# The problem
Go through the listing and copy every line word for word.

# Extracted data
───
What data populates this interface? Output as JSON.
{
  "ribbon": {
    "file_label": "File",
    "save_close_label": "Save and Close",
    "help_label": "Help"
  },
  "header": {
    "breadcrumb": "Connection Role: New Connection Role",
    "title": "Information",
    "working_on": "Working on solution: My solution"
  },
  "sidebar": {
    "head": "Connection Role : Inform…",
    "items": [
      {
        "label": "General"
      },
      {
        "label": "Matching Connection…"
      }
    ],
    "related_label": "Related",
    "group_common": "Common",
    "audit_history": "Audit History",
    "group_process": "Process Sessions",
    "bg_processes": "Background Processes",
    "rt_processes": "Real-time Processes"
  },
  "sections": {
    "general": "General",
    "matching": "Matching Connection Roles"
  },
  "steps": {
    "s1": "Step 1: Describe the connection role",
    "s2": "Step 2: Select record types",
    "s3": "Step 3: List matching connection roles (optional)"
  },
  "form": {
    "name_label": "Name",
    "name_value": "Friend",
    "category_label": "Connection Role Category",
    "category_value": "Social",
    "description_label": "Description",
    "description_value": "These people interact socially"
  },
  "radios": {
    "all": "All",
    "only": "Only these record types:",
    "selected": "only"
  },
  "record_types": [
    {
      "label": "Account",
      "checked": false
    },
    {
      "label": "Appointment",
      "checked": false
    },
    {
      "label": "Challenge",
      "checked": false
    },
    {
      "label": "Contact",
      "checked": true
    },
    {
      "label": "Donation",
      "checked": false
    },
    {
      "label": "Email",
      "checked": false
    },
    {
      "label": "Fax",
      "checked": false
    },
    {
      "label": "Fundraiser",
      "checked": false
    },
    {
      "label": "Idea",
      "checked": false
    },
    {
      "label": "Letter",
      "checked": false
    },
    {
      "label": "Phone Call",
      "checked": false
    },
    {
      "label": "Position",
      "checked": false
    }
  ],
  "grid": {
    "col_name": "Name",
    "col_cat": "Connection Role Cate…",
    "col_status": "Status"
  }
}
───
# Task response
What data populates this interface? Output as JSON.
{
  "ribbon": {
    "file_label": "File",
    "save_close_label": "Save and Close",
    "help_label": "Help"
  },
  "header": {
    "breadcrumb": "Connection Role: New Connection Role",
    "title": "Information",
    "working_on": "Working on solution: My solution"
  },
  "sidebar": {
    "head": "Connection Role : Inform…",
    "items": [
      {
        "label": "General"
      },
      {
        "label": "Matching Connection…"
      }
    ],
    "related_label": "Related",
    "group_common": "Common",
    "audit_history": "Audit History",
    "group_process": "Process Sessions",
    "bg_processes": "Background Processes",
    "rt_processes": "Real-time Processes"
  },
  "sections": {
    "general": "General",
    "matching": "Matching Connection Roles"
  },
  "steps": {
    "s1": "Step 1: Describe the connection role",
    "s2": "Step 2: Select record types",
    "s3": "Step 3: List matching connection roles (optional)"
  },
  "form": {
    "name_label": "Name",
    "name_value": "Friend",
    "category_label": "Connection Role Category",
    "category_value": "Social",
    "description_label": "Description",
    "description_value": "These people interact socially"
  },
  "radios": {
    "all": "All",
    "only": "Only these record types:",
    "selected": "only"
  },
  "record_types": [
    {
      "label": "Account",
      "checked": false
    },
    {
      "label": "Appointment",
      "checked": false
    },
    {
      "label": "Challenge",
      "checked": false
    },
    {
      "label": "Contact",
      "checked": true
    },
    {
      "label": "Donation",
      "checked": false
    },
    {
      "label": "Email",
      "checked": false
    },
    {
      "label": "Fax",
      "checked": false
    },
    {
      "label": "Fundraiser",
      "checked": false
    },
    {
      "label": "Idea",
      "checked": false
    },
    {
      "label": "Letter",
      "checked": false
    },
    {
      "label": "Phone Call",
      "checked": false
    },
    {
      "label": "Position",
      "checked": false
    }
  ],
  "grid": {
    "col_name": "Name",
    "col_cat": "Connection Role Cate…",
    "col_status": "Status"
  }
}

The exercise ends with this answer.